> Task instructions:
Gather up the lines with the word "screenshot" in them.
= = = =
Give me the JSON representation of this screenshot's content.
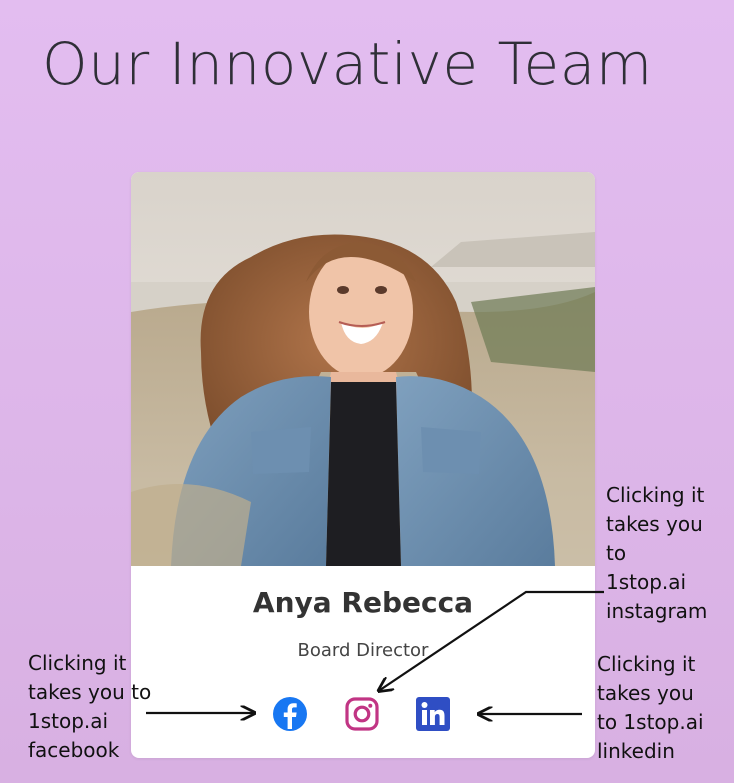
{
  "page": {
    "title": "Our Innovative Team"
  },
  "member": {
    "name": "Anya Rebecca",
    "role": "Board Director",
    "photo": "photo of smiling woman with wavy hair in denim jacket sitting in a grassy field"
  },
  "social": [
    {
      "name": "facebook",
      "icon": "facebook-icon",
      "color": "#1877f2"
    },
    {
      "name": "instagram",
      "icon": "instagram-icon",
      "color": "#c13584"
    },
    {
      "name": "linkedin",
      "icon": "linkedin-icon",
      "color": "#2f4ec4"
    }
  ],
  "annotations": {
    "facebook": "Clicking it\ntakes you to\n1stop.ai\nfacebook",
    "instagram": "Clicking it\ntakes you\nto\n1stop.ai\ninstagram",
    "linkedin": "Clicking it\ntakes you\nto 1stop.ai\nlinkedin"
  },
  "colors": {
    "background": "#e0baed",
    "card": "#ffffff",
    "text": "#333333"
  }
}
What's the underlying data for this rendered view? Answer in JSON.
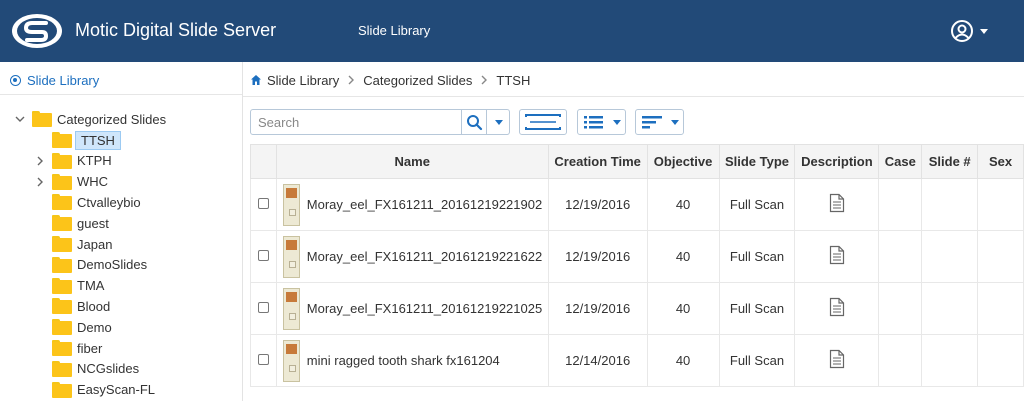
{
  "header": {
    "app_title": "Motic Digital Slide Server",
    "nav_link": "Slide Library",
    "logo_icon": "motic-s-logo",
    "user_icon": "user-circle-icon",
    "colors": {
      "bar": "#224a78",
      "accent": "#1d6fbf",
      "folder": "#fcc419"
    }
  },
  "sidebar": {
    "library_label": "Slide Library",
    "tree": {
      "root_label": "Categorized Slides",
      "children": [
        {
          "label": "TTSH",
          "selected": true,
          "expandable": false
        },
        {
          "label": "KTPH",
          "selected": false,
          "expandable": true
        },
        {
          "label": "WHC",
          "selected": false,
          "expandable": true
        },
        {
          "label": "Ctvalleybio",
          "selected": false,
          "expandable": false
        },
        {
          "label": "guest",
          "selected": false,
          "expandable": false
        },
        {
          "label": "Japan",
          "selected": false,
          "expandable": false
        },
        {
          "label": "DemoSlides",
          "selected": false,
          "expandable": false
        },
        {
          "label": "TMA",
          "selected": false,
          "expandable": false
        },
        {
          "label": "Blood",
          "selected": false,
          "expandable": false
        },
        {
          "label": "Demo",
          "selected": false,
          "expandable": false
        },
        {
          "label": "fiber",
          "selected": false,
          "expandable": false
        },
        {
          "label": "NCGslides",
          "selected": false,
          "expandable": false
        },
        {
          "label": "EasyScan-FL",
          "selected": false,
          "expandable": false
        }
      ]
    }
  },
  "breadcrumb": {
    "items": [
      "Slide Library",
      "Categorized Slides",
      "TTSH"
    ],
    "home_icon": "home-icon",
    "separator_icon": "chevron-right-icon"
  },
  "toolbar": {
    "search_placeholder": "Search",
    "search_icon": "search-icon",
    "dropdown_icon": "caret-down-icon",
    "fit_icon": "fit-width-icon",
    "list_view_icon": "list-view-icon",
    "sort_icon": "sort-icon"
  },
  "table": {
    "columns": [
      "",
      "Name",
      "Creation Time",
      "Objective",
      "Slide Type",
      "Description",
      "Case",
      "Slide #",
      "Sex"
    ],
    "rows": [
      {
        "name": "Moray_eel_FX161211_20161219221902",
        "creation_time": "12/19/2016",
        "objective": "40",
        "slide_type": "Full Scan",
        "description_icon": "document-icon",
        "case": "",
        "slide_no": "",
        "sex": ""
      },
      {
        "name": "Moray_eel_FX161211_20161219221622",
        "creation_time": "12/19/2016",
        "objective": "40",
        "slide_type": "Full Scan",
        "description_icon": "document-icon",
        "case": "",
        "slide_no": "",
        "sex": ""
      },
      {
        "name": "Moray_eel_FX161211_20161219221025",
        "creation_time": "12/19/2016",
        "objective": "40",
        "slide_type": "Full Scan",
        "description_icon": "document-icon",
        "case": "",
        "slide_no": "",
        "sex": ""
      },
      {
        "name": "mini ragged tooth shark fx161204",
        "creation_time": "12/14/2016",
        "objective": "40",
        "slide_type": "Full Scan",
        "description_icon": "document-icon",
        "case": "",
        "slide_no": "",
        "sex": ""
      }
    ]
  }
}
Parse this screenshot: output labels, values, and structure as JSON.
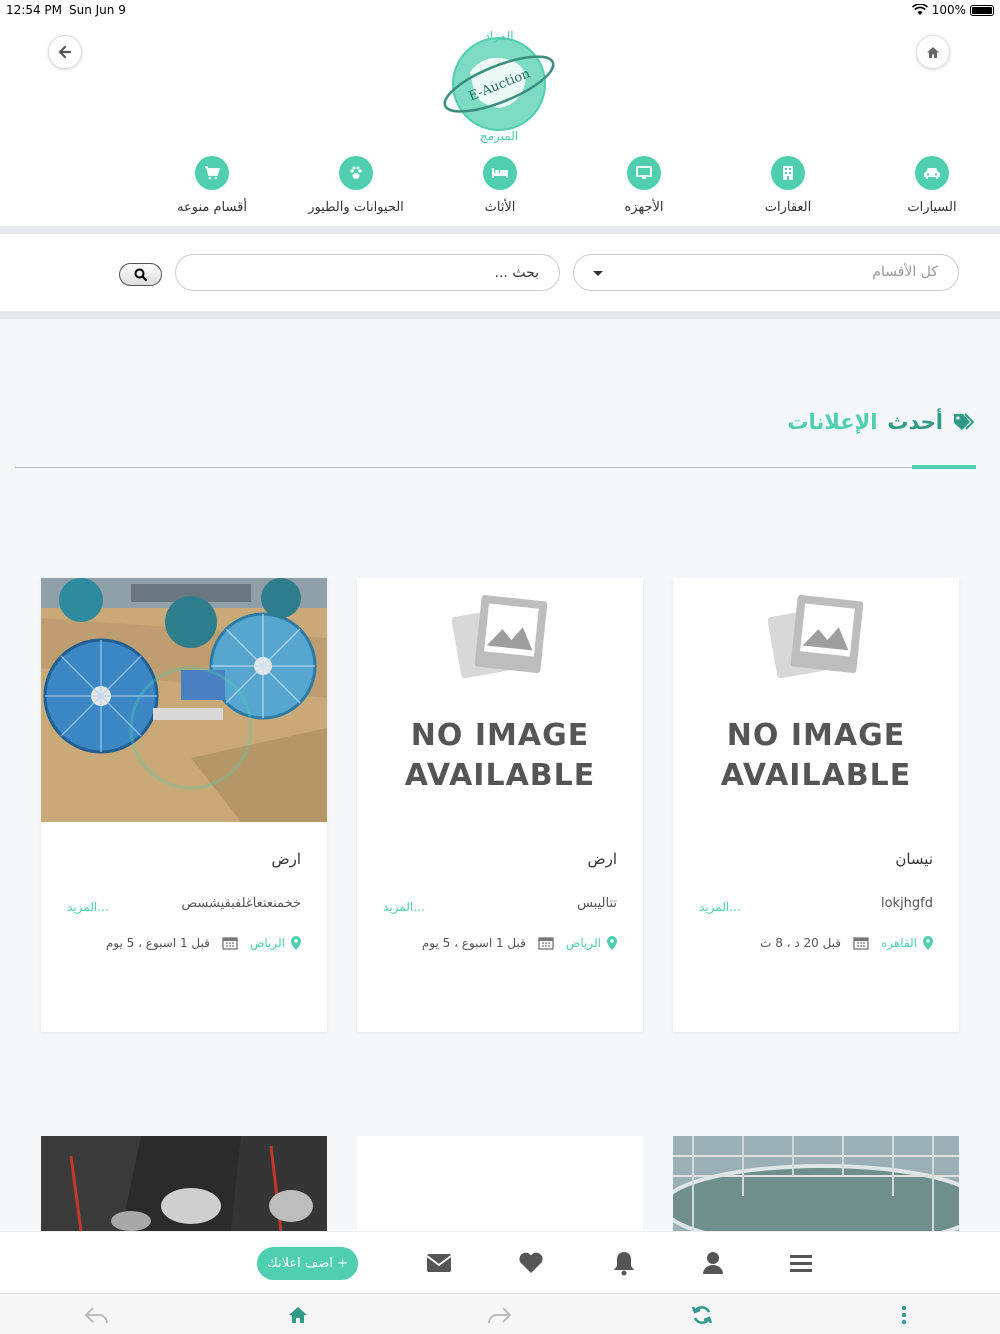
= = = =
> Full answer:
Give me the JSON representation of this screenshot's content.
Parse this screenshot: output labels, values, and structure as JSON.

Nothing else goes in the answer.